#### The records:

┄┄┄┄┄┄┄┄┄┄

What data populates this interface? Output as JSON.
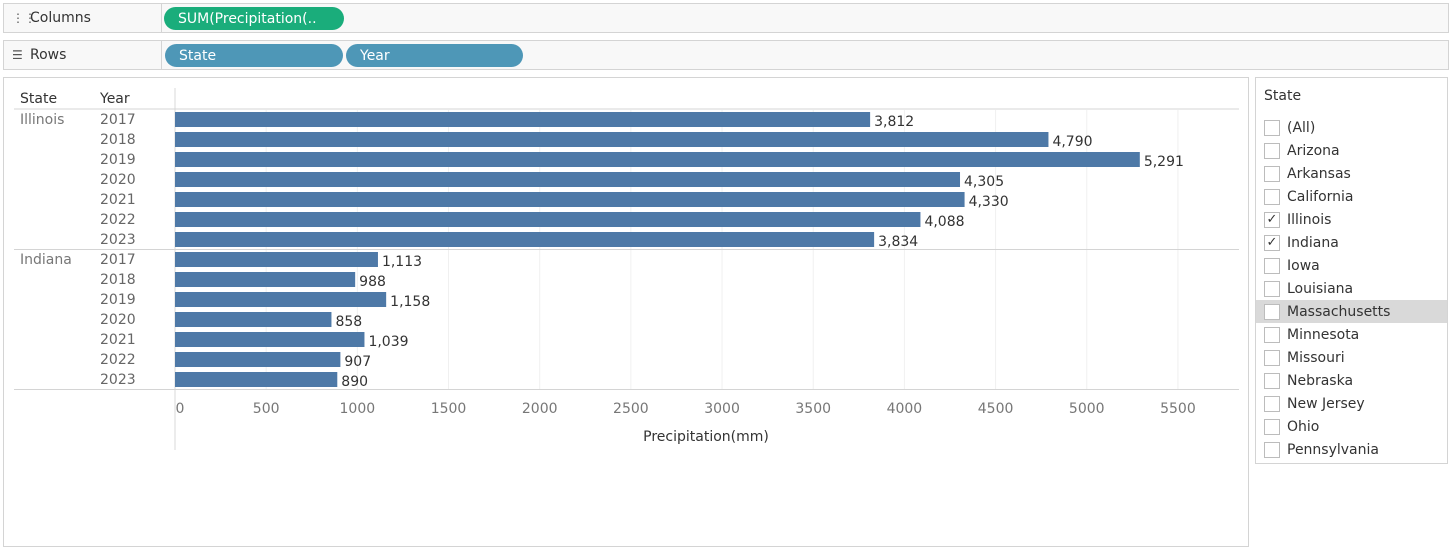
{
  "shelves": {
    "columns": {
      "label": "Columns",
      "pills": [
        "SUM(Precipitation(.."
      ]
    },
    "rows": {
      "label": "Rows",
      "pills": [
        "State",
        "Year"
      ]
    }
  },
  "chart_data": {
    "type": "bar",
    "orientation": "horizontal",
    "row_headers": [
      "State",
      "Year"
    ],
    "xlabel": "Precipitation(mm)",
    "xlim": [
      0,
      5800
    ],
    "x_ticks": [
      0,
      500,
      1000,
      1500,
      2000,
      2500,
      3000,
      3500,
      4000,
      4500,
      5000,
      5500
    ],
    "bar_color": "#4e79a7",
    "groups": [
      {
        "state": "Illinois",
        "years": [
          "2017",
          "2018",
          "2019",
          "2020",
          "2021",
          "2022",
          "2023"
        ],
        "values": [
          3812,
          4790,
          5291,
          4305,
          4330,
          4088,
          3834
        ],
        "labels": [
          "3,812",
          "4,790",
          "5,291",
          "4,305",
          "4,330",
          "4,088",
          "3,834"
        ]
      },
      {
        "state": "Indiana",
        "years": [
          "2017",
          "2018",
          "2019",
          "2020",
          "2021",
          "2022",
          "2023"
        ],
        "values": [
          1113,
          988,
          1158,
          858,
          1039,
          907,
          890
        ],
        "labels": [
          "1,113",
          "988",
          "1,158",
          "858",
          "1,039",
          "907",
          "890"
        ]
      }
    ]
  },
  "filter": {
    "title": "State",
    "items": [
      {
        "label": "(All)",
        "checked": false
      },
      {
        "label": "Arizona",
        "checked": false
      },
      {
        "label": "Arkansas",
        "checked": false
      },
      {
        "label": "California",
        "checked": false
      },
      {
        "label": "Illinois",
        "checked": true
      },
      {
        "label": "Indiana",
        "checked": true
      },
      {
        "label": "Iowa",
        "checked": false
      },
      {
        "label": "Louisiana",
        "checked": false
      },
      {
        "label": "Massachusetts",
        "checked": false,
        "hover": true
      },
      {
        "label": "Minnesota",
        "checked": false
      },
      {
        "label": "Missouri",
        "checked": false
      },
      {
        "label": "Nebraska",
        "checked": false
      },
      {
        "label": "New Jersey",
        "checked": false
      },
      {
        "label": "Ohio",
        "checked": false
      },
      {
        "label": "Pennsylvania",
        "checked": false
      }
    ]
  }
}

┄┄┄┄┄┄┄┄┄┄

From the entries above, output every line exactly and omit any image.

#### Response:
What data populates this interface? Output as JSON.
{
  "shelves": {
    "columns": {
      "label": "Columns",
      "pills": [
        "SUM(Precipitation(.."
      ]
    },
    "rows": {
      "label": "Rows",
      "pills": [
        "State",
        "Year"
      ]
    }
  },
  "chart_data": {
    "type": "bar",
    "orientation": "horizontal",
    "row_headers": [
      "State",
      "Year"
    ],
    "xlabel": "Precipitation(mm)",
    "xlim": [
      0,
      5800
    ],
    "x_ticks": [
      0,
      500,
      1000,
      1500,
      2000,
      2500,
      3000,
      3500,
      4000,
      4500,
      5000,
      5500
    ],
    "bar_color": "#4e79a7",
    "groups": [
      {
        "state": "Illinois",
        "years": [
          "2017",
          "2018",
          "2019",
          "2020",
          "2021",
          "2022",
          "2023"
        ],
        "values": [
          3812,
          4790,
          5291,
          4305,
          4330,
          4088,
          3834
        ],
        "labels": [
          "3,812",
          "4,790",
          "5,291",
          "4,305",
          "4,330",
          "4,088",
          "3,834"
        ]
      },
      {
        "state": "Indiana",
        "years": [
          "2017",
          "2018",
          "2019",
          "2020",
          "2021",
          "2022",
          "2023"
        ],
        "values": [
          1113,
          988,
          1158,
          858,
          1039,
          907,
          890
        ],
        "labels": [
          "1,113",
          "988",
          "1,158",
          "858",
          "1,039",
          "907",
          "890"
        ]
      }
    ]
  },
  "filter": {
    "title": "State",
    "items": [
      {
        "label": "(All)",
        "checked": false
      },
      {
        "label": "Arizona",
        "checked": false
      },
      {
        "label": "Arkansas",
        "checked": false
      },
      {
        "label": "California",
        "checked": false
      },
      {
        "label": "Illinois",
        "checked": true
      },
      {
        "label": "Indiana",
        "checked": true
      },
      {
        "label": "Iowa",
        "checked": false
      },
      {
        "label": "Louisiana",
        "checked": false
      },
      {
        "label": "Massachusetts",
        "checked": false,
        "hover": true
      },
      {
        "label": "Minnesota",
        "checked": false
      },
      {
        "label": "Missouri",
        "checked": false
      },
      {
        "label": "Nebraska",
        "checked": false
      },
      {
        "label": "New Jersey",
        "checked": false
      },
      {
        "label": "Ohio",
        "checked": false
      },
      {
        "label": "Pennsylvania",
        "checked": false
      }
    ]
  }
}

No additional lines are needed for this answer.